Write out the whole listing exactly as it stands.

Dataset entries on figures
## BEGIN
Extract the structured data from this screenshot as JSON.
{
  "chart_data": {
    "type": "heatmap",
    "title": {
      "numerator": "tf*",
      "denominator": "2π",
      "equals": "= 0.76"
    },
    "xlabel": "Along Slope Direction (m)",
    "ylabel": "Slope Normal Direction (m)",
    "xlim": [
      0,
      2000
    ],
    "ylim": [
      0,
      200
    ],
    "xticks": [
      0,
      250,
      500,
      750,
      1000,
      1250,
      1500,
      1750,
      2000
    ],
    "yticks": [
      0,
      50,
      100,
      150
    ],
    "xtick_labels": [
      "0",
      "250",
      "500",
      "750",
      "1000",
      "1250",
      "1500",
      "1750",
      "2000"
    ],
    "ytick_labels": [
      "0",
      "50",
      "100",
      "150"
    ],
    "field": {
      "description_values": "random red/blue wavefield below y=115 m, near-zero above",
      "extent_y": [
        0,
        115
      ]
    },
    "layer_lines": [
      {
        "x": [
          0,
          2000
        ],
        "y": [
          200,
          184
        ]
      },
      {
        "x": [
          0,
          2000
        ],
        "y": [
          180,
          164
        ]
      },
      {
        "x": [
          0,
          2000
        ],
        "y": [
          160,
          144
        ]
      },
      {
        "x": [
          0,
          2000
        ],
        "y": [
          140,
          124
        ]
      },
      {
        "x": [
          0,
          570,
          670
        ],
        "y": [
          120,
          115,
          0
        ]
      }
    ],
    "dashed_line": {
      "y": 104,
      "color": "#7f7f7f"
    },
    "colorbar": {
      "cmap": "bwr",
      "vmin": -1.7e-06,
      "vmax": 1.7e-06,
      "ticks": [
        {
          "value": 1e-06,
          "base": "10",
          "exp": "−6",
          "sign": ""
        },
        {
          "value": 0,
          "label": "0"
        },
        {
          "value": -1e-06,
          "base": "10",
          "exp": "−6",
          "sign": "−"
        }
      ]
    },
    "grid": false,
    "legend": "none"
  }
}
## END
▶ _WRITTEN SOLUTION_:
Extract the structured data from this screenshot as JSON.
{
  "chart_data": {
    "type": "heatmap",
    "title": {
      "numerator": "tf*",
      "denominator": "2π",
      "equals": "= 0.76"
    },
    "xlabel": "Along Slope Direction (m)",
    "ylabel": "Slope Normal Direction (m)",
    "xlim": [
      0,
      2000
    ],
    "ylim": [
      0,
      200
    ],
    "xticks": [
      0,
      250,
      500,
      750,
      1000,
      1250,
      1500,
      1750,
      2000
    ],
    "yticks": [
      0,
      50,
      100,
      150
    ],
    "xtick_labels": [
      "0",
      "250",
      "500",
      "750",
      "1000",
      "1250",
      "1500",
      "1750",
      "2000"
    ],
    "ytick_labels": [
      "0",
      "50",
      "100",
      "150"
    ],
    "field": {
      "description_values": "random red/blue wavefield below y=115 m, near-zero above",
      "extent_y": [
        0,
        115
      ]
    },
    "layer_lines": [
      {
        "x": [
          0,
          2000
        ],
        "y": [
          200,
          184
        ]
      },
      {
        "x": [
          0,
          2000
        ],
        "y": [
          180,
          164
        ]
      },
      {
        "x": [
          0,
          2000
        ],
        "y": [
          160,
          144
        ]
      },
      {
        "x": [
          0,
          2000
        ],
        "y": [
          140,
          124
        ]
      },
      {
        "x": [
          0,
          570,
          670
        ],
        "y": [
          120,
          115,
          0
        ]
      }
    ],
    "dashed_line": {
      "y": 104,
      "color": "#7f7f7f"
    },
    "colorbar": {
      "cmap": "bwr",
      "vmin": -1.7e-06,
      "vmax": 1.7e-06,
      "ticks": [
        {
          "value": 1e-06,
          "base": "10",
          "exp": "−6",
          "sign": ""
        },
        {
          "value": 0,
          "label": "0"
        },
        {
          "value": -1e-06,
          "base": "10",
          "exp": "−6",
          "sign": "−"
        }
      ]
    },
    "grid": false,
    "legend": "none"
  }
}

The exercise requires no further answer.